┌─ ENTRIES SHOWN

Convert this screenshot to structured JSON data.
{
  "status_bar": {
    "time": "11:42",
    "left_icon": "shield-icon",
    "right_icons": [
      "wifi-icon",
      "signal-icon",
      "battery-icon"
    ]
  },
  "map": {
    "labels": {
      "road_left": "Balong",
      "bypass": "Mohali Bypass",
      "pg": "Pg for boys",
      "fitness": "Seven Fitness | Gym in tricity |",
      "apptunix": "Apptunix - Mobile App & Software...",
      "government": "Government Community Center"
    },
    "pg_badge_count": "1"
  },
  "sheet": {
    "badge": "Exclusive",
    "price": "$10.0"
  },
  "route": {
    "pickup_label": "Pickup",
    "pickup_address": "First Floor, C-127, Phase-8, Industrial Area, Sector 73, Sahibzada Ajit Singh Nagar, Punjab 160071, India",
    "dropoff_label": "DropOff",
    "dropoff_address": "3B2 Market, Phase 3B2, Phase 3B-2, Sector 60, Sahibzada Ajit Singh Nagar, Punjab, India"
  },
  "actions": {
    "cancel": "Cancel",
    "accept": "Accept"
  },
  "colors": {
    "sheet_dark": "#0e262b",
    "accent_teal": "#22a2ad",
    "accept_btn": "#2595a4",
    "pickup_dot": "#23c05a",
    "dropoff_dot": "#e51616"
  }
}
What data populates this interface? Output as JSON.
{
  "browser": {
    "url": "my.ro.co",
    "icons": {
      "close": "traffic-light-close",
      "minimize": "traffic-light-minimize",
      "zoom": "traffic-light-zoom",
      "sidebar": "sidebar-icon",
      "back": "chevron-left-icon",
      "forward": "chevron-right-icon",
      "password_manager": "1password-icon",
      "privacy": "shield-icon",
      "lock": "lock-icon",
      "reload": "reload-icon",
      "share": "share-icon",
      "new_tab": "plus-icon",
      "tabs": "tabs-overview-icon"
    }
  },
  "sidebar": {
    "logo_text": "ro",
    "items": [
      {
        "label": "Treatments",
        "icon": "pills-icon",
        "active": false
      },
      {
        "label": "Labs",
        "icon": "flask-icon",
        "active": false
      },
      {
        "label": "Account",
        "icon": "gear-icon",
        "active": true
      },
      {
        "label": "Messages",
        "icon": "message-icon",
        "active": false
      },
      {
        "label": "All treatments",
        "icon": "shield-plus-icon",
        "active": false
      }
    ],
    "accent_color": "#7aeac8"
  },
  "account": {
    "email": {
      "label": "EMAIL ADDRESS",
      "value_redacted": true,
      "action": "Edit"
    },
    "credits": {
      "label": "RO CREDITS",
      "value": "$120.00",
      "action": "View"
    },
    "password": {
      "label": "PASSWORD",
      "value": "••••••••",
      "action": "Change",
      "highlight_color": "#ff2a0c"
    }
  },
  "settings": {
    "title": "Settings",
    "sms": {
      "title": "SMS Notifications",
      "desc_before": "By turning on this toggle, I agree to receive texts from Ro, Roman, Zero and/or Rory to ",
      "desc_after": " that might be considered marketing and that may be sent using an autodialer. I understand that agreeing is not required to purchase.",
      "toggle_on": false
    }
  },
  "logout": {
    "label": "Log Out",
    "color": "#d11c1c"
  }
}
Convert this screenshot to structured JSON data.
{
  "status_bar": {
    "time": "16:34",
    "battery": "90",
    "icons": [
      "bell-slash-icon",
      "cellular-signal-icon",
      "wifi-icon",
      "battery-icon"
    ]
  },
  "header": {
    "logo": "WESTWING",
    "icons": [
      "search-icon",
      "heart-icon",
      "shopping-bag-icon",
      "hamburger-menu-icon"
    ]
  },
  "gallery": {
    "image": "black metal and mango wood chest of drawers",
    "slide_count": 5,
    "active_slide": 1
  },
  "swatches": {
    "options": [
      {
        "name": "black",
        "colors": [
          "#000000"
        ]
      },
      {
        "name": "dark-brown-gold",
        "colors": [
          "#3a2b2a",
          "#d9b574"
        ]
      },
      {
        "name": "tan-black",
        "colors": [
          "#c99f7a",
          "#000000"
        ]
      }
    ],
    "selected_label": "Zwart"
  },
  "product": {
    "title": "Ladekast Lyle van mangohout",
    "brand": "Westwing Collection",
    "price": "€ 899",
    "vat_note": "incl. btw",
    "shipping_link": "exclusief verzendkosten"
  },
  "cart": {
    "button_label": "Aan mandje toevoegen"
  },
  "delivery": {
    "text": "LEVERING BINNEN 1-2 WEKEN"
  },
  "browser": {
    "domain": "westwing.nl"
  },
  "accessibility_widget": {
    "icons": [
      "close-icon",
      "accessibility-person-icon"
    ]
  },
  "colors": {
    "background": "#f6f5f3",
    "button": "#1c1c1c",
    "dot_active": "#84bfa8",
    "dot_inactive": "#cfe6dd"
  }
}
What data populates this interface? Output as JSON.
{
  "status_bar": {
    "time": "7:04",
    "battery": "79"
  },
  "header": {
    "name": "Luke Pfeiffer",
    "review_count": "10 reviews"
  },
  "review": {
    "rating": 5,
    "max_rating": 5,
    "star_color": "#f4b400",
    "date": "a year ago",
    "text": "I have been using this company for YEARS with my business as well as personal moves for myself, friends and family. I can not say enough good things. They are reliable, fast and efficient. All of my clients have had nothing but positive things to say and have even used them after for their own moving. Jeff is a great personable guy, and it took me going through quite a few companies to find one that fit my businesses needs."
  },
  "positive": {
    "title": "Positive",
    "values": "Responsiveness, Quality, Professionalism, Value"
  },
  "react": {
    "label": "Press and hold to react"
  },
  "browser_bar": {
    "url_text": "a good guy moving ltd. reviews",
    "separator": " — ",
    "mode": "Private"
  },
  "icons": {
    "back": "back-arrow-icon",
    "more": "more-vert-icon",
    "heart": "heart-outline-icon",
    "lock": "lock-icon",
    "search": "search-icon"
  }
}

└─

#### [GIVEN INSTRUCTION]
Your task is to retype all of the records exactly.

#### [RESULT OF THIS EXERCISE]
Convert this screenshot to structured JSON data.
{
  "status_bar": {
    "time": "11:42",
    "left_icon": "shield-icon",
    "right_icons": [
      "wifi-icon",
      "signal-icon",
      "battery-icon"
    ]
  },
  "map": {
    "labels": {
      "road_left": "Balong",
      "bypass": "Mohali Bypass",
      "pg": "Pg for boys",
      "fitness": "Seven Fitness | Gym in tricity |",
      "apptunix": "Apptunix - Mobile App & Software...",
      "government": "Government Community Center"
    },
    "pg_badge_count": "1"
  },
  "sheet": {
    "badge": "Exclusive",
    "price": "$10.0"
  },
  "route": {
    "pickup_label": "Pickup",
    "pickup_address": "First Floor, C-127, Phase-8, Industrial Area, Sector 73, Sahibzada Ajit Singh Nagar, Punjab 160071, India",
    "dropoff_label": "DropOff",
    "dropoff_address": "3B2 Market, Phase 3B2, Phase 3B-2, Sector 60, Sahibzada Ajit Singh Nagar, Punjab, India"
  },
  "actions": {
    "cancel": "Cancel",
    "accept": "Accept"
  },
  "colors": {
    "sheet_dark": "#0e262b",
    "accent_teal": "#22a2ad",
    "accept_btn": "#2595a4",
    "pickup_dot": "#23c05a",
    "dropoff_dot": "#e51616"
  }
}
What data populates this interface? Output as JSON.
{
  "browser": {
    "url": "my.ro.co",
    "icons": {
      "close": "traffic-light-close",
      "minimize": "traffic-light-minimize",
      "zoom": "traffic-light-zoom",
      "sidebar": "sidebar-icon",
      "back": "chevron-left-icon",
      "forward": "chevron-right-icon",
      "password_manager": "1password-icon",
      "privacy": "shield-icon",
      "lock": "lock-icon",
      "reload": "reload-icon",
      "share": "share-icon",
      "new_tab": "plus-icon",
      "tabs": "tabs-overview-icon"
    }
  },
  "sidebar": {
    "logo_text": "ro",
    "items": [
      {
        "label": "Treatments",
        "icon": "pills-icon",
        "active": false
      },
      {
        "label": "Labs",
        "icon": "flask-icon",
        "active": false
      },
      {
        "label": "Account",
        "icon": "gear-icon",
        "active": true
      },
      {
        "label": "Messages",
        "icon": "message-icon",
        "active": false
      },
      {
        "label": "All treatments",
        "icon": "shield-plus-icon",
        "active": false
      }
    ],
    "accent_color": "#7aeac8"
  },
  "account": {
    "email": {
      "label": "EMAIL ADDRESS",
      "value_redacted": true,
      "action": "Edit"
    },
    "credits": {
      "label": "RO CREDITS",
      "value": "$120.00",
      "action": "View"
    },
    "password": {
      "label": "PASSWORD",
      "value": "••••••••",
      "action": "Change",
      "highlight_color": "#ff2a0c"
    }
  },
  "settings": {
    "title": "Settings",
    "sms": {
      "title": "SMS Notifications",
      "desc_before": "By turning on this toggle, I agree to receive texts from Ro, Roman, Zero and/or Rory to ",
      "desc_after": " that might be considered marketing and that may be sent using an autodialer. I understand that agreeing is not required to purchase.",
      "toggle_on": false
    }
  },
  "logout": {
    "label": "Log Out",
    "color": "#d11c1c"
  }
}
Convert this screenshot to structured JSON data.
{
  "status_bar": {
    "time": "16:34",
    "battery": "90",
    "icons": [
      "bell-slash-icon",
      "cellular-signal-icon",
      "wifi-icon",
      "battery-icon"
    ]
  },
  "header": {
    "logo": "WESTWING",
    "icons": [
      "search-icon",
      "heart-icon",
      "shopping-bag-icon",
      "hamburger-menu-icon"
    ]
  },
  "gallery": {
    "image": "black metal and mango wood chest of drawers",
    "slide_count": 5,
    "active_slide": 1
  },
  "swatches": {
    "options": [
      {
        "name": "black",
        "colors": [
          "#000000"
        ]
      },
      {
        "name": "dark-brown-gold",
        "colors": [
          "#3a2b2a",
          "#d9b574"
        ]
      },
      {
        "name": "tan-black",
        "colors": [
          "#c99f7a",
          "#000000"
        ]
      }
    ],
    "selected_label": "Zwart"
  },
  "product": {
    "title": "Ladekast Lyle van mangohout",
    "brand": "Westwing Collection",
    "price": "€ 899",
    "vat_note": "incl. btw",
    "shipping_link": "exclusief verzendkosten"
  },
  "cart": {
    "button_label": "Aan mandje toevoegen"
  },
  "delivery": {
    "text": "LEVERING BINNEN 1-2 WEKEN"
  },
  "browser": {
    "domain": "westwing.nl"
  },
  "accessibility_widget": {
    "icons": [
      "close-icon",
      "accessibility-person-icon"
    ]
  },
  "colors": {
    "background": "#f6f5f3",
    "button": "#1c1c1c",
    "dot_active": "#84bfa8",
    "dot_inactive": "#cfe6dd"
  }
}
What data populates this interface? Output as JSON.
{
  "status_bar": {
    "time": "7:04",
    "battery": "79"
  },
  "header": {
    "name": "Luke Pfeiffer",
    "review_count": "10 reviews"
  },
  "review": {
    "rating": 5,
    "max_rating": 5,
    "star_color": "#f4b400",
    "date": "a year ago",
    "text": "I have been using this company for YEARS with my business as well as personal moves for myself, friends and family. I can not say enough good things. They are reliable, fast and efficient. All of my clients have had nothing but positive things to say and have even used them after for their own moving. Jeff is a great personable guy, and it took me going through quite a few companies to find one that fit my businesses needs."
  },
  "positive": {
    "title": "Positive",
    "values": "Responsiveness, Quality, Professionalism, Value"
  },
  "react": {
    "label": "Press and hold to react"
  },
  "browser_bar": {
    "url_text": "a good guy moving ltd. reviews",
    "separator": " — ",
    "mode": "Private"
  },
  "icons": {
    "back": "back-arrow-icon",
    "more": "more-vert-icon",
    "heart": "heart-outline-icon",
    "lock": "lock-icon",
    "search": "search-icon"
  }
}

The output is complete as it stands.